(Saved entries)
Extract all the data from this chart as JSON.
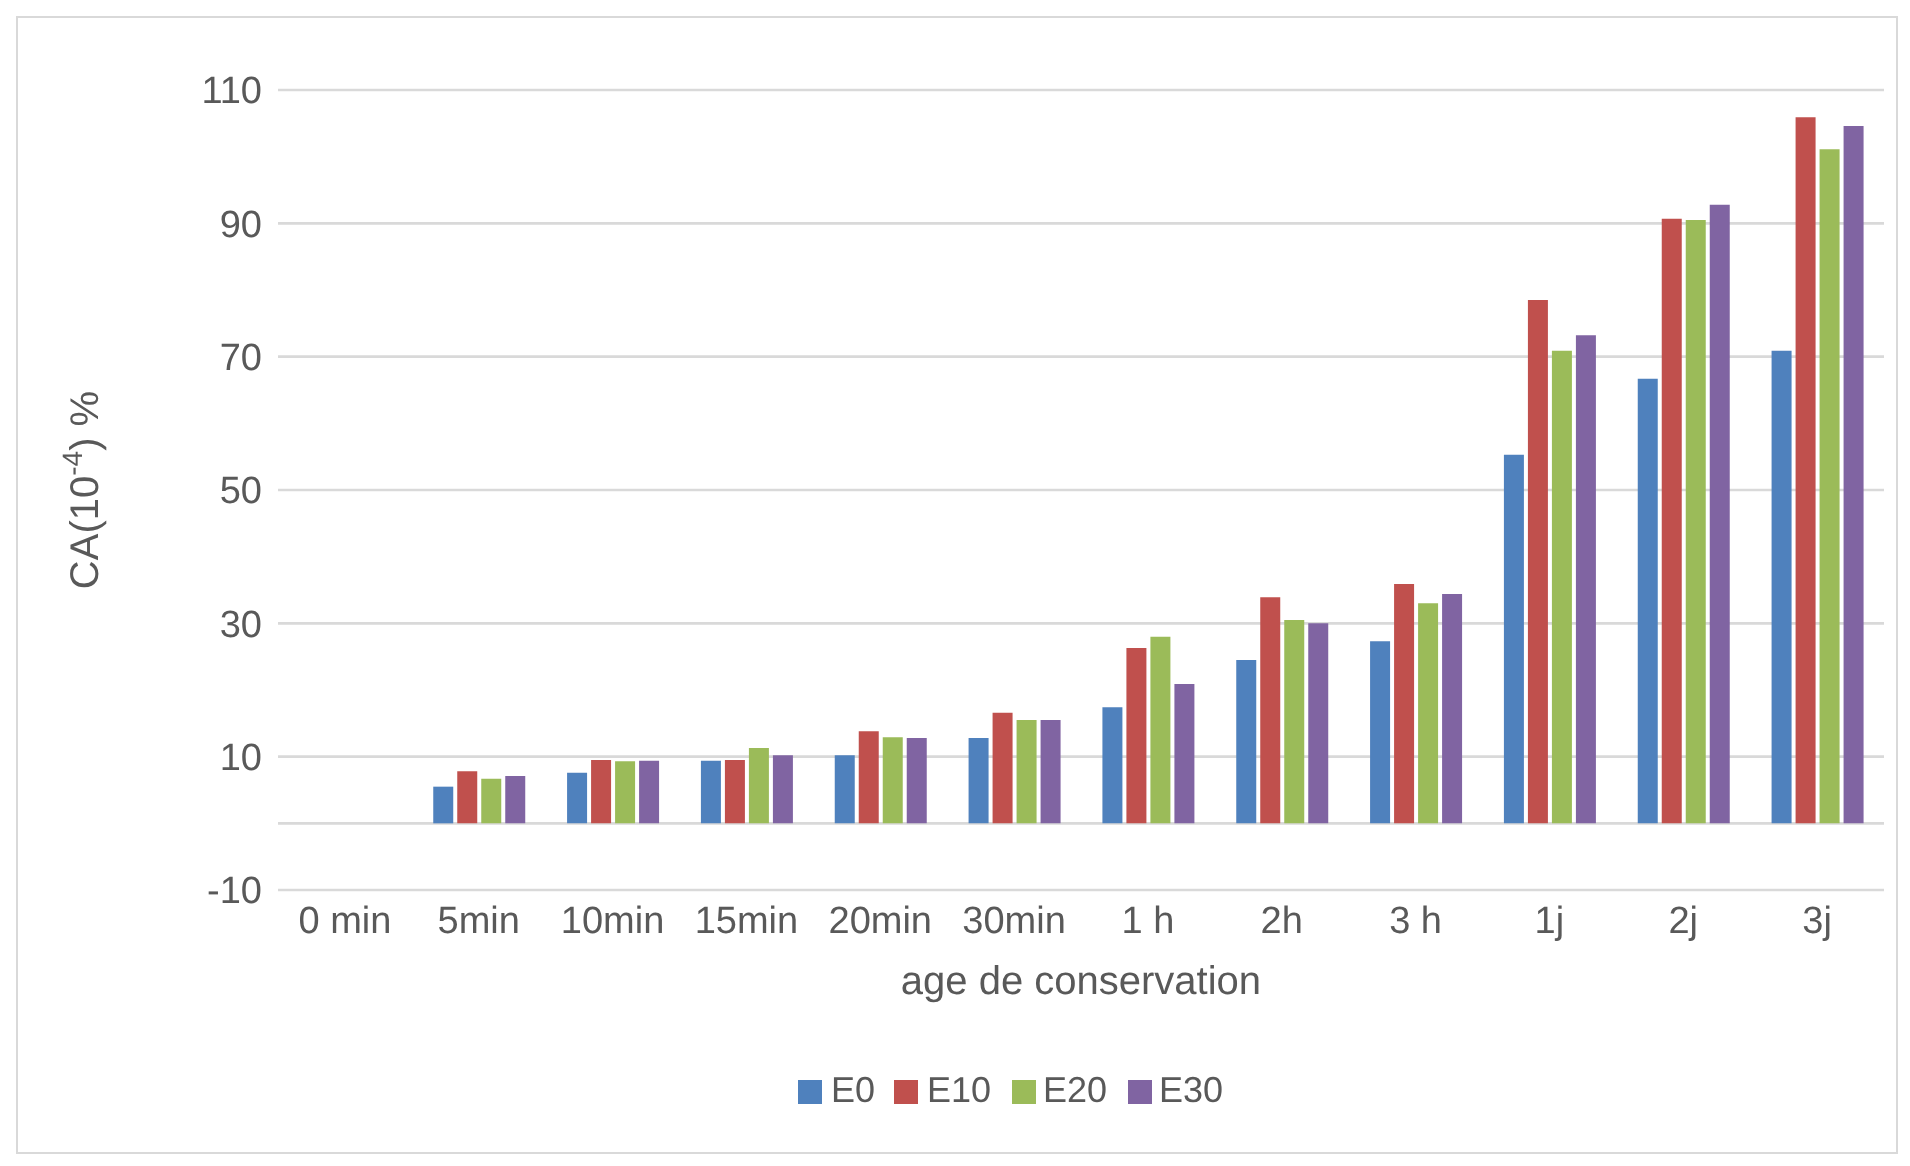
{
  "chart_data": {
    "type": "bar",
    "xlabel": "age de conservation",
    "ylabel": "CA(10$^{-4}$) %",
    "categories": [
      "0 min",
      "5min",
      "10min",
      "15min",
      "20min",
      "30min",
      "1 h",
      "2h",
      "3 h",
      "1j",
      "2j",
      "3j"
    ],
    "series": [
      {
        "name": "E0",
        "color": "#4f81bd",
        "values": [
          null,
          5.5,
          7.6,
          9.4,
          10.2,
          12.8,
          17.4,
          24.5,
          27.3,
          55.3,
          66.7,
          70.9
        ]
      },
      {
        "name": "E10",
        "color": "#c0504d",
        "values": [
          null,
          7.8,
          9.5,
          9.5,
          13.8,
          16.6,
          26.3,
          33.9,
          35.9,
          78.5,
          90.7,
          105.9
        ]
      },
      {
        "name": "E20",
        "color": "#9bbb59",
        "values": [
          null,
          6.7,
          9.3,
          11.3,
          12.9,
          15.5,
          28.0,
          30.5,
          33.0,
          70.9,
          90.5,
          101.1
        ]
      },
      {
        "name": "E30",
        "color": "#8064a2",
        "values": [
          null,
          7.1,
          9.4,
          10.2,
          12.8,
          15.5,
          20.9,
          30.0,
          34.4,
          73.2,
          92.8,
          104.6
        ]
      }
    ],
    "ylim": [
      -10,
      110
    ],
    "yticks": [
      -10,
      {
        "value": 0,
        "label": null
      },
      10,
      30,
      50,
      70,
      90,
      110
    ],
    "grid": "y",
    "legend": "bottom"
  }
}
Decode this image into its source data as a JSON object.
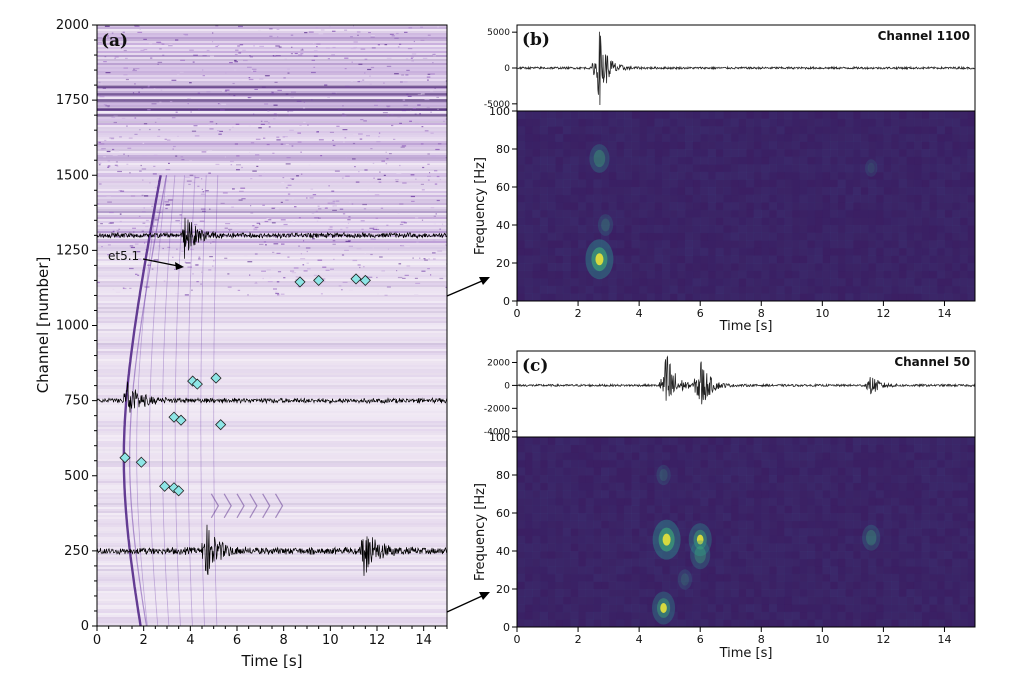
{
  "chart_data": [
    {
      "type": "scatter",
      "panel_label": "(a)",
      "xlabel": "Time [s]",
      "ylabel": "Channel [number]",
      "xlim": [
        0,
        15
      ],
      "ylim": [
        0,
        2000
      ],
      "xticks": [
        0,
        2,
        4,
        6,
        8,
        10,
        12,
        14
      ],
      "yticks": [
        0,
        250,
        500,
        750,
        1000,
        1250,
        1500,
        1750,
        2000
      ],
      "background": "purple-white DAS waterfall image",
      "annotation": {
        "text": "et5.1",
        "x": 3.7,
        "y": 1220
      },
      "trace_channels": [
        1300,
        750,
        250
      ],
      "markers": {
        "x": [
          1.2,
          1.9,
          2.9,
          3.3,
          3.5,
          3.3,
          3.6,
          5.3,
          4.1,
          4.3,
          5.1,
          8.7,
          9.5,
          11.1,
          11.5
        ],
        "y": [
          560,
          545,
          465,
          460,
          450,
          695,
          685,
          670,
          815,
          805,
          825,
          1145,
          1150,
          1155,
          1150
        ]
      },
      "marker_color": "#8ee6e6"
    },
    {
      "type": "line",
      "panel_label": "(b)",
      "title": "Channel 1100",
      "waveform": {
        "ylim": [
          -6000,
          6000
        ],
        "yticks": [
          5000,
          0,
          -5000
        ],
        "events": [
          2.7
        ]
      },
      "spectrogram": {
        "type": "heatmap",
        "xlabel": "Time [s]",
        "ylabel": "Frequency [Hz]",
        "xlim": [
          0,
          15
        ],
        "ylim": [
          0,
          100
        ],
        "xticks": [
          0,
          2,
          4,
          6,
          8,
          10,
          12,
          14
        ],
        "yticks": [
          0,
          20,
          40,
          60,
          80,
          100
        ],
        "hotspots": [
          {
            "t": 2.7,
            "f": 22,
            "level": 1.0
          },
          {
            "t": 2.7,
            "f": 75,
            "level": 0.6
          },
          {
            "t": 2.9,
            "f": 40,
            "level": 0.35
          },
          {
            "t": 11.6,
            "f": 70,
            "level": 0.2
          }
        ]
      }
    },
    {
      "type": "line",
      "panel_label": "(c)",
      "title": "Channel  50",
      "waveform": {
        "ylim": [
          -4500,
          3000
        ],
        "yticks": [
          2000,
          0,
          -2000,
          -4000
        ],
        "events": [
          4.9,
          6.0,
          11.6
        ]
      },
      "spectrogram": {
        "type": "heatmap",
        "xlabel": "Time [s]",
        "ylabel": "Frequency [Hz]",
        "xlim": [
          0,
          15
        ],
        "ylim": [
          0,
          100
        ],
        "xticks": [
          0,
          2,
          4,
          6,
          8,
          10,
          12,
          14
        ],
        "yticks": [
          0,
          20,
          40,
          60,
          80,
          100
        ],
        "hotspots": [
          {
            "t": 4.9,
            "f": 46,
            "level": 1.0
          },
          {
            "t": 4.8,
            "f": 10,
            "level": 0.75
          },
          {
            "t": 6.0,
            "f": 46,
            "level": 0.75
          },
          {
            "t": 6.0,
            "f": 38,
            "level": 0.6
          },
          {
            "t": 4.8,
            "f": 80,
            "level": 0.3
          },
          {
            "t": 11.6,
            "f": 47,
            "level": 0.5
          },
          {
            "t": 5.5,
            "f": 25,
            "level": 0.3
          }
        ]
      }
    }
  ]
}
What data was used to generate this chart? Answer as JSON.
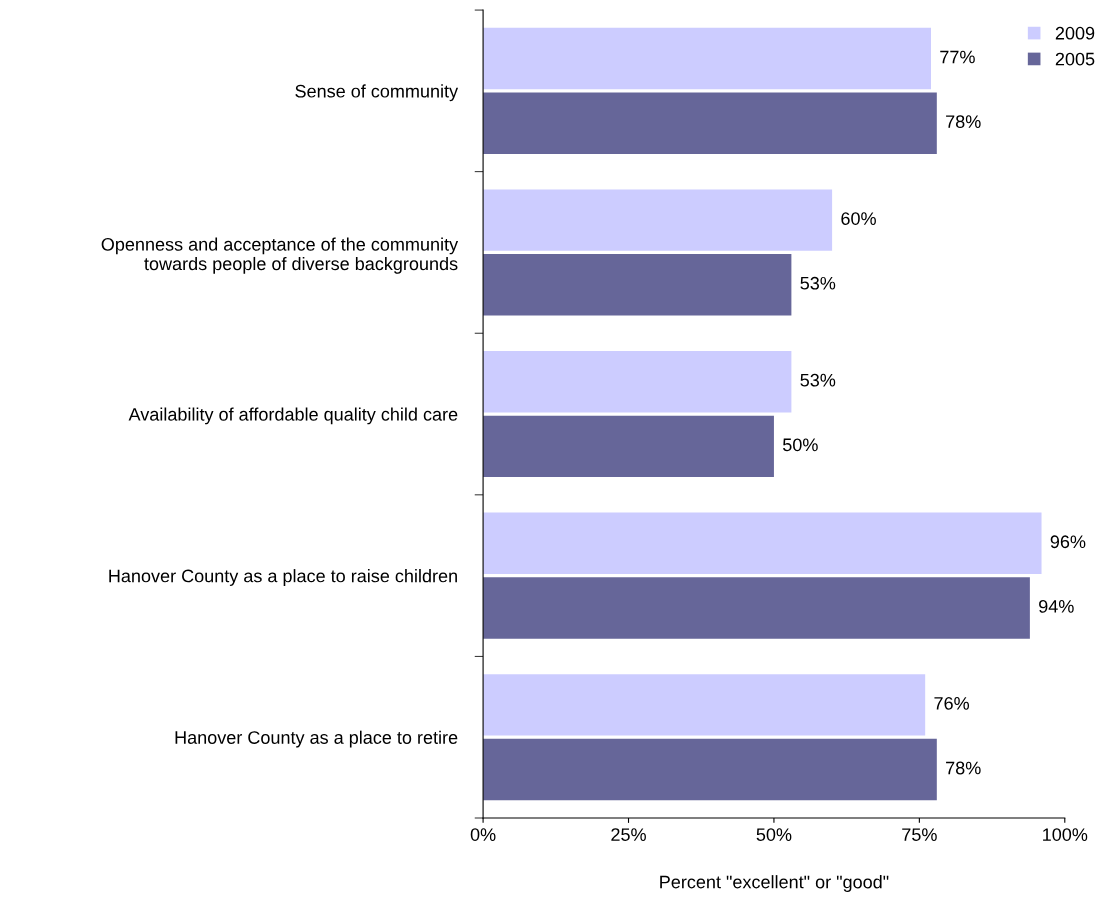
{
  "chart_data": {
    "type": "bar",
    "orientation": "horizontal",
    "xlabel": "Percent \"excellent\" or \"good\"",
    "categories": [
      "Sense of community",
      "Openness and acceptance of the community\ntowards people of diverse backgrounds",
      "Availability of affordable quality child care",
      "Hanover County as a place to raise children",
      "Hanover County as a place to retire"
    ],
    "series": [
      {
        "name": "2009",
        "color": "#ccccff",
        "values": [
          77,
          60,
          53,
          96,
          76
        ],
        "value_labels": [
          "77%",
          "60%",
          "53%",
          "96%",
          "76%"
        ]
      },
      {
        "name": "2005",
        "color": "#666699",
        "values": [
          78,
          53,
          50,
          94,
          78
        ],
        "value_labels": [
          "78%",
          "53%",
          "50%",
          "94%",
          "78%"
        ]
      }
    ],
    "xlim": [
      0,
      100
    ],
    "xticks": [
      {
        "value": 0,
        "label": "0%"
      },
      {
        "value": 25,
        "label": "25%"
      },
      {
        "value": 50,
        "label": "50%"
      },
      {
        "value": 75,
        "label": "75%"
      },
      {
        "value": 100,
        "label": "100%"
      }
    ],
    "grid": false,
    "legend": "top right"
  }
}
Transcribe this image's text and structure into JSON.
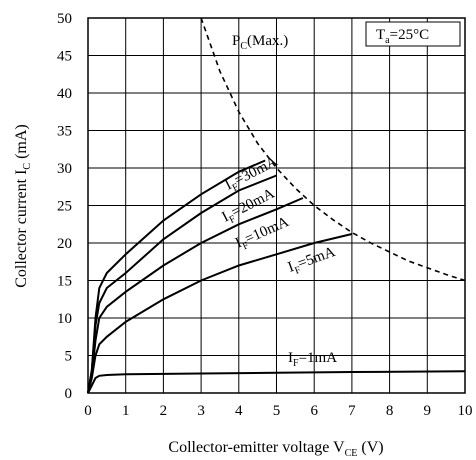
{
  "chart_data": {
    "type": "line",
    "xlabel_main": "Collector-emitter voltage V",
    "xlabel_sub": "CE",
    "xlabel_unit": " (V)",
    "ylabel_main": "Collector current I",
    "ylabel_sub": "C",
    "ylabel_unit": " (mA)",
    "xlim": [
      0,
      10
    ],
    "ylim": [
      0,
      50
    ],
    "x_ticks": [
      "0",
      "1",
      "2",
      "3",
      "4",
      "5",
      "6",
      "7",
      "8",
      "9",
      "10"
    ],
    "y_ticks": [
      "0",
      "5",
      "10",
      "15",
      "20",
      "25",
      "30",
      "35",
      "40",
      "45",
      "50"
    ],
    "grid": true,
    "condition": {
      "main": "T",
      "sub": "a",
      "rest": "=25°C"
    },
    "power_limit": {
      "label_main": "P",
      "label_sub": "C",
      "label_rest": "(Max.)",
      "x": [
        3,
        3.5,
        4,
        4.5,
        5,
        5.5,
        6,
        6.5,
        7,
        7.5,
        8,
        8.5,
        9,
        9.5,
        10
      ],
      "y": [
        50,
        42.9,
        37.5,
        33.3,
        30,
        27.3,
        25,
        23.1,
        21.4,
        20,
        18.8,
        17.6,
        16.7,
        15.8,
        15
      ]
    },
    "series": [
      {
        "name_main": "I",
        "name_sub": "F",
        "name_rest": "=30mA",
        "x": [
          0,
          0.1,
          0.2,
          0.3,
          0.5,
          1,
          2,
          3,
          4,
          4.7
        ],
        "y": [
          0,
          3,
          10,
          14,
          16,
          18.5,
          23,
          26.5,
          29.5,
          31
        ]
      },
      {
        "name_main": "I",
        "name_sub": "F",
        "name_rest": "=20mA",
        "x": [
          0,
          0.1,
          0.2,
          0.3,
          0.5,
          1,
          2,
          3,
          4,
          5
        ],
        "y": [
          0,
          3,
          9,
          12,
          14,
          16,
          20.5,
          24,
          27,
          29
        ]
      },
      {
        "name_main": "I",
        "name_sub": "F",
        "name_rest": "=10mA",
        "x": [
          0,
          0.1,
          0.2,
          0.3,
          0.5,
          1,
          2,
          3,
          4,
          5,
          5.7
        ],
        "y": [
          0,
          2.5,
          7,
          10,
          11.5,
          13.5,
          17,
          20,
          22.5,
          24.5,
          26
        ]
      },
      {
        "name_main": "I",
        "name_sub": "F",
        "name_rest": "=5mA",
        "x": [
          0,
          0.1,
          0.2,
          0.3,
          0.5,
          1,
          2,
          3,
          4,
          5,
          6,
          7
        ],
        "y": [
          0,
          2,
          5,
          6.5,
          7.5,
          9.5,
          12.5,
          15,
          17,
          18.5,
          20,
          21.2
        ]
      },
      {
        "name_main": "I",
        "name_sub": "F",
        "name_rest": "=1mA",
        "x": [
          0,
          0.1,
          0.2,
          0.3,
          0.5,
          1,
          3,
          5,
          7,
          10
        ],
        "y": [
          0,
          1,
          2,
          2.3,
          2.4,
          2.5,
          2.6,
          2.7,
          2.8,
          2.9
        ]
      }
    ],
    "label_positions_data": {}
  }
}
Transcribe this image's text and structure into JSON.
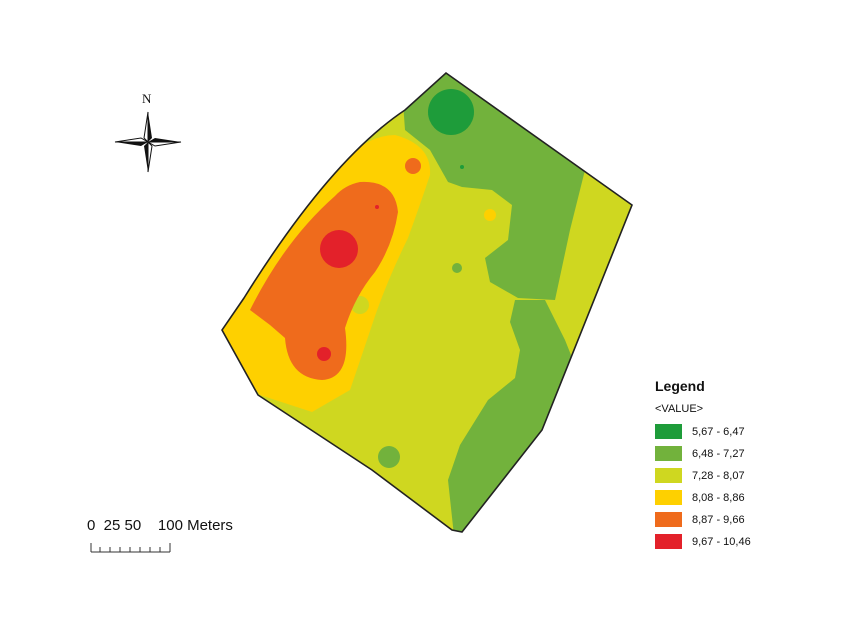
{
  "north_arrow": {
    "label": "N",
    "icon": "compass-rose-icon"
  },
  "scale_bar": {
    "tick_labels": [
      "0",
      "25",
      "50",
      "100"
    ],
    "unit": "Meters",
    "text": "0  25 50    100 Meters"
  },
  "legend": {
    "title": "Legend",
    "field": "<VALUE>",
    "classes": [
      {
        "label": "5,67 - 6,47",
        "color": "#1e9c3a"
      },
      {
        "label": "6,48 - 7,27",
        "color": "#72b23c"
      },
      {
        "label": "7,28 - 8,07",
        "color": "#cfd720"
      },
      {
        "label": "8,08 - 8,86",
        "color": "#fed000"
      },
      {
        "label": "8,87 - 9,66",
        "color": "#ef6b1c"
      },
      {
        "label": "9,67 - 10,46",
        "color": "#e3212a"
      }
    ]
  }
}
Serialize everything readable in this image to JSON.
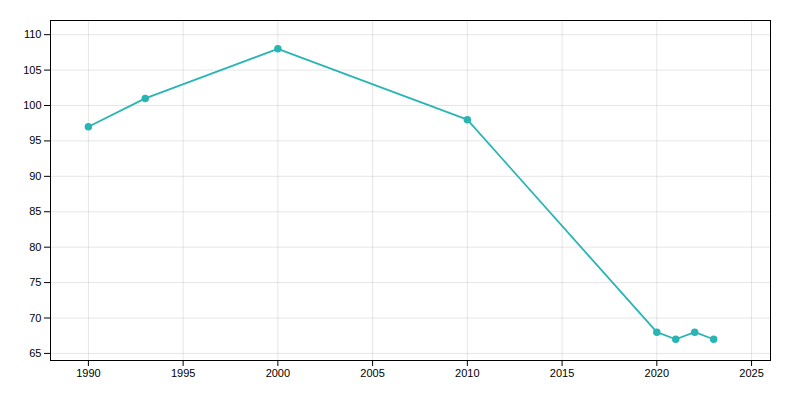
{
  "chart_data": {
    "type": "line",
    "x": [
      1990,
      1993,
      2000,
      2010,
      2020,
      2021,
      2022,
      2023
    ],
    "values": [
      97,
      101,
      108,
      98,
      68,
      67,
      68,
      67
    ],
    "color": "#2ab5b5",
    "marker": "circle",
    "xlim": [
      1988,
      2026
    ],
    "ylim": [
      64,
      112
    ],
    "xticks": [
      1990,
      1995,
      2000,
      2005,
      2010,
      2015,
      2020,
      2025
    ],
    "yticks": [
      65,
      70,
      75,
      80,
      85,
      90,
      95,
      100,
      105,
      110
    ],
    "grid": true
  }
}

◆ WHAT YOU NEED TO DO:
Skip all pictures. Write out only the lines from the one containing "Serialize everything readable" to the end of the listing above, inclusive, exactly as given.

◆ TASK RESULT:
Serialize everything readable in this image to JSON.
{
  "chart_data": {
    "type": "line",
    "x": [
      1990,
      1993,
      2000,
      2010,
      2020,
      2021,
      2022,
      2023
    ],
    "values": [
      97,
      101,
      108,
      98,
      68,
      67,
      68,
      67
    ],
    "color": "#2ab5b5",
    "marker": "circle",
    "xlim": [
      1988,
      2026
    ],
    "ylim": [
      64,
      112
    ],
    "xticks": [
      1990,
      1995,
      2000,
      2005,
      2010,
      2015,
      2020,
      2025
    ],
    "yticks": [
      65,
      70,
      75,
      80,
      85,
      90,
      95,
      100,
      105,
      110
    ],
    "grid": true
  }
}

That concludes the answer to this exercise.